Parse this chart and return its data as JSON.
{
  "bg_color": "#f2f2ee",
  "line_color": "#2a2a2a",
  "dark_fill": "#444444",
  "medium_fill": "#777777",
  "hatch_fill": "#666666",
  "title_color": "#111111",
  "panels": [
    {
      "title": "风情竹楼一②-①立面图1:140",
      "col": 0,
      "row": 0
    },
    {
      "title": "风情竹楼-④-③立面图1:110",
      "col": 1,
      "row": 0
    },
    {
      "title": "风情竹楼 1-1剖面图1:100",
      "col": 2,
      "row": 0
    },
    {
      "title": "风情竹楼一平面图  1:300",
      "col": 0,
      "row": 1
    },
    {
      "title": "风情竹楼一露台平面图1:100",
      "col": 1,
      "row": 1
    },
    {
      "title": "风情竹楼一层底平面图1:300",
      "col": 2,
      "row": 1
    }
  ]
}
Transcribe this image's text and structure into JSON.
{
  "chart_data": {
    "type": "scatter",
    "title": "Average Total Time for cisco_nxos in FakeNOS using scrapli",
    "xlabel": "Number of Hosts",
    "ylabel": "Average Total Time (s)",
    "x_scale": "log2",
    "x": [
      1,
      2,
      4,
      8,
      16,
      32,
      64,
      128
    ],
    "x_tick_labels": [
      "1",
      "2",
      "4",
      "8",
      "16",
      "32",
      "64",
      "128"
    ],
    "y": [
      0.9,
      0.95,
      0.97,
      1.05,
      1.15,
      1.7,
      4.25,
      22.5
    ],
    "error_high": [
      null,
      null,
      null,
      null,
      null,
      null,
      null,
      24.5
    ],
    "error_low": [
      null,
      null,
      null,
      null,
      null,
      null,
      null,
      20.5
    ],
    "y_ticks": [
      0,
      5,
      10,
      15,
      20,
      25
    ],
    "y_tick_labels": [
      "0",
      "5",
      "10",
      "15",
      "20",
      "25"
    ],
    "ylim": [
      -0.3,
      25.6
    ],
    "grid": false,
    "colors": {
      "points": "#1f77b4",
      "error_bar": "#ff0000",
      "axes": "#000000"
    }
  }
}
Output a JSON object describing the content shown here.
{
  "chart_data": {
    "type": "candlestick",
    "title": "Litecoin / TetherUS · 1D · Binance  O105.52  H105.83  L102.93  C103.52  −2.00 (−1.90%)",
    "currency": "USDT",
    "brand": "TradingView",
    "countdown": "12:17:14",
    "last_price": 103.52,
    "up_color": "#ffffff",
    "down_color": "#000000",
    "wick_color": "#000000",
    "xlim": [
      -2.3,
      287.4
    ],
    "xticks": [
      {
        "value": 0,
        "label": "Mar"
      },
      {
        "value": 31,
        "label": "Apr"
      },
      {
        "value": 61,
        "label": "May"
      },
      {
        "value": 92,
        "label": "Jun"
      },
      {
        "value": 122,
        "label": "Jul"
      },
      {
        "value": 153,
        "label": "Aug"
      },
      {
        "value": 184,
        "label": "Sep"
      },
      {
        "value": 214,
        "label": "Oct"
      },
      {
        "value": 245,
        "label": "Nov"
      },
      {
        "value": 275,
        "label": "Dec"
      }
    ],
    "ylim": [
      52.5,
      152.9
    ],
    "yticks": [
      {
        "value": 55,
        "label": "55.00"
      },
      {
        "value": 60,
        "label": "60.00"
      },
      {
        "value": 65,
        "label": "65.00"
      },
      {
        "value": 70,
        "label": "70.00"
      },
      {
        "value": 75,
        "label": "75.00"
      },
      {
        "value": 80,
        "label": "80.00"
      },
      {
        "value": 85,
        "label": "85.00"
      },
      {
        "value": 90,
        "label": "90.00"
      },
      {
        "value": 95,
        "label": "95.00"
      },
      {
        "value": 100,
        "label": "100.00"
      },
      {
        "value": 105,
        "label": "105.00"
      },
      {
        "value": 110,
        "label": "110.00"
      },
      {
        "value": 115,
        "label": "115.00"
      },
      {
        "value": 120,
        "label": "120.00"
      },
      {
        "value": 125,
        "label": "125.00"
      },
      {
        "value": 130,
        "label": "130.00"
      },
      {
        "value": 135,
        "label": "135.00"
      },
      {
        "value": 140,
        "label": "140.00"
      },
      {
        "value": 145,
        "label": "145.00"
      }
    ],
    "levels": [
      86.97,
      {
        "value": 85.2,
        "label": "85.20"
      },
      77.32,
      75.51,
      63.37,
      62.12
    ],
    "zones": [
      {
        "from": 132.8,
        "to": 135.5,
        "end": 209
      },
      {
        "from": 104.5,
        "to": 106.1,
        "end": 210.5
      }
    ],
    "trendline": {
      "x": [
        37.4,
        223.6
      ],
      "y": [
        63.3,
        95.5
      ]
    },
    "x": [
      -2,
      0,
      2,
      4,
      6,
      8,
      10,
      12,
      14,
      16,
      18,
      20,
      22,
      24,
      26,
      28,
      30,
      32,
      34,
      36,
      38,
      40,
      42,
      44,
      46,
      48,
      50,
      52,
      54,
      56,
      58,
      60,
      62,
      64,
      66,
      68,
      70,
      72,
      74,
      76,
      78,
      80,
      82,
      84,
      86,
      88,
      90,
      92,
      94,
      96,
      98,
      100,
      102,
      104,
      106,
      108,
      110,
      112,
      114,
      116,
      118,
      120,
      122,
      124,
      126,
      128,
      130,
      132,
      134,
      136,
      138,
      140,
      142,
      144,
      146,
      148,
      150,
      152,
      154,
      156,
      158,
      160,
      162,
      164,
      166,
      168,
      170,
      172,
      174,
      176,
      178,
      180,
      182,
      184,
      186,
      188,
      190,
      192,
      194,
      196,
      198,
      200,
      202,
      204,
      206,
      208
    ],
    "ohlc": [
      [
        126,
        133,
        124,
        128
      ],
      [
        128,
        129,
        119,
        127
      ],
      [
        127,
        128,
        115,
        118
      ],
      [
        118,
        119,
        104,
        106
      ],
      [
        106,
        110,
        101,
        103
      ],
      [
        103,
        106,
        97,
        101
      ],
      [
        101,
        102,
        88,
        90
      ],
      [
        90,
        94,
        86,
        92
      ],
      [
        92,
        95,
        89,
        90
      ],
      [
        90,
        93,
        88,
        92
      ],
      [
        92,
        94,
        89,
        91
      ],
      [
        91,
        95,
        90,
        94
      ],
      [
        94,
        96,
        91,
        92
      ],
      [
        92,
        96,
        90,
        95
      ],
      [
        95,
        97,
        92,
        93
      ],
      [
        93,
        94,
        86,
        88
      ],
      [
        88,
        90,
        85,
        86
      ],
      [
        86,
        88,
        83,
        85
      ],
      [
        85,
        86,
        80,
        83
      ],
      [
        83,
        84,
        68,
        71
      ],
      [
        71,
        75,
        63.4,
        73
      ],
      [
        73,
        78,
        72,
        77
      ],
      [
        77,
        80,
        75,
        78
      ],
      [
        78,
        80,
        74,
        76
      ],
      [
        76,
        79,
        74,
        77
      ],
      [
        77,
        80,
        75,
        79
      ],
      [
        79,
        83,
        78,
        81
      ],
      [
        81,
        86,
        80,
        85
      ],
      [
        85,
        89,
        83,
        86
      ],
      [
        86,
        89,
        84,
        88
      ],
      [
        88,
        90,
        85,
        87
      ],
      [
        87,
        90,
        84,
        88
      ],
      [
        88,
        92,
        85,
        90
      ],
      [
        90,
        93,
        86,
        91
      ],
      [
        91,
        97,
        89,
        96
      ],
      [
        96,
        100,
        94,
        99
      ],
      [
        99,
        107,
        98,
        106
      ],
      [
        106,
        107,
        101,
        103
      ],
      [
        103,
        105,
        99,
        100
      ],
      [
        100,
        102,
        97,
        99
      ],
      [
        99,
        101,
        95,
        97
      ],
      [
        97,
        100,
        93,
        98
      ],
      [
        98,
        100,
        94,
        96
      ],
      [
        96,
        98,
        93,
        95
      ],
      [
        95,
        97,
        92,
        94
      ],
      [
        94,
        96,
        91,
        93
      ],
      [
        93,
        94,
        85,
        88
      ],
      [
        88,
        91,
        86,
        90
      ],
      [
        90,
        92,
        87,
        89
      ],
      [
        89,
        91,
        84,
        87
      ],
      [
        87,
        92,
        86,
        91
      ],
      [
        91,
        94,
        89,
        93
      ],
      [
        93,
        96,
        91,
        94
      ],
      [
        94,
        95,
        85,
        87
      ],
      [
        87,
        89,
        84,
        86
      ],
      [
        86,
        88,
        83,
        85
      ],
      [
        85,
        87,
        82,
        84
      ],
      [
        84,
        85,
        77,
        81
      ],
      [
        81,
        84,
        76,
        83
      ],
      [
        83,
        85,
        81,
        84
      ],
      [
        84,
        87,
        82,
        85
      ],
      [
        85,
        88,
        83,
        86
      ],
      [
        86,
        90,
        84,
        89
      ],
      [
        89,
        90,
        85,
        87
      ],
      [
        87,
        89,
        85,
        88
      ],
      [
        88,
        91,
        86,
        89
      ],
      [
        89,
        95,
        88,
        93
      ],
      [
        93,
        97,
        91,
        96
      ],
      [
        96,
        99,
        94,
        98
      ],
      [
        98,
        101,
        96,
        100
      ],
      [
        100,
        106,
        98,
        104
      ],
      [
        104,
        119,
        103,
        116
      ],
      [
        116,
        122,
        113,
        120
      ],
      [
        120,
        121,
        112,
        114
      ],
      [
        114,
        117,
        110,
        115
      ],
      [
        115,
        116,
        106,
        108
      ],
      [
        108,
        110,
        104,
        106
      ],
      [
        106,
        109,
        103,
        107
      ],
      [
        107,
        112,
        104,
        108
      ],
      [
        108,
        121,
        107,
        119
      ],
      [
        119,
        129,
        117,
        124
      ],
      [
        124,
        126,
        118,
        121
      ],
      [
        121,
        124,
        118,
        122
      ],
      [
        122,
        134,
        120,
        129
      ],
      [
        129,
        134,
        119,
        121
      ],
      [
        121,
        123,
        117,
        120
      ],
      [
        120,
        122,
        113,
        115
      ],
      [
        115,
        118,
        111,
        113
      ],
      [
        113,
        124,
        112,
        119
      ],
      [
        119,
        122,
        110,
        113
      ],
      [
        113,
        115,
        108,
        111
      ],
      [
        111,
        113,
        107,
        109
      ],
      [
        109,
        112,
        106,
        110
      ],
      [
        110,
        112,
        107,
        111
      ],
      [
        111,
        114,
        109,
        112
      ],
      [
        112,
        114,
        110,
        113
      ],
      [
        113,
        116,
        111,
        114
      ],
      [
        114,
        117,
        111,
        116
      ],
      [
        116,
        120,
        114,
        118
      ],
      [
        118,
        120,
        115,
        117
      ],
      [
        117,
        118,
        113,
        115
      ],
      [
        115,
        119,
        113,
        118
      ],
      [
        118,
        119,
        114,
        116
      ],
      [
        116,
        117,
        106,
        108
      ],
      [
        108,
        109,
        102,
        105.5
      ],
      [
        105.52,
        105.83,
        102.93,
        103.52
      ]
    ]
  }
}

*Problem to solve*
All lines of the data above that include the word "JSON" must be shown.

*Finished task*
Parse this chart and return its data as JSON.
Transcribe this image's text and structure into JSON.
Output a JSON object describing the content shown here.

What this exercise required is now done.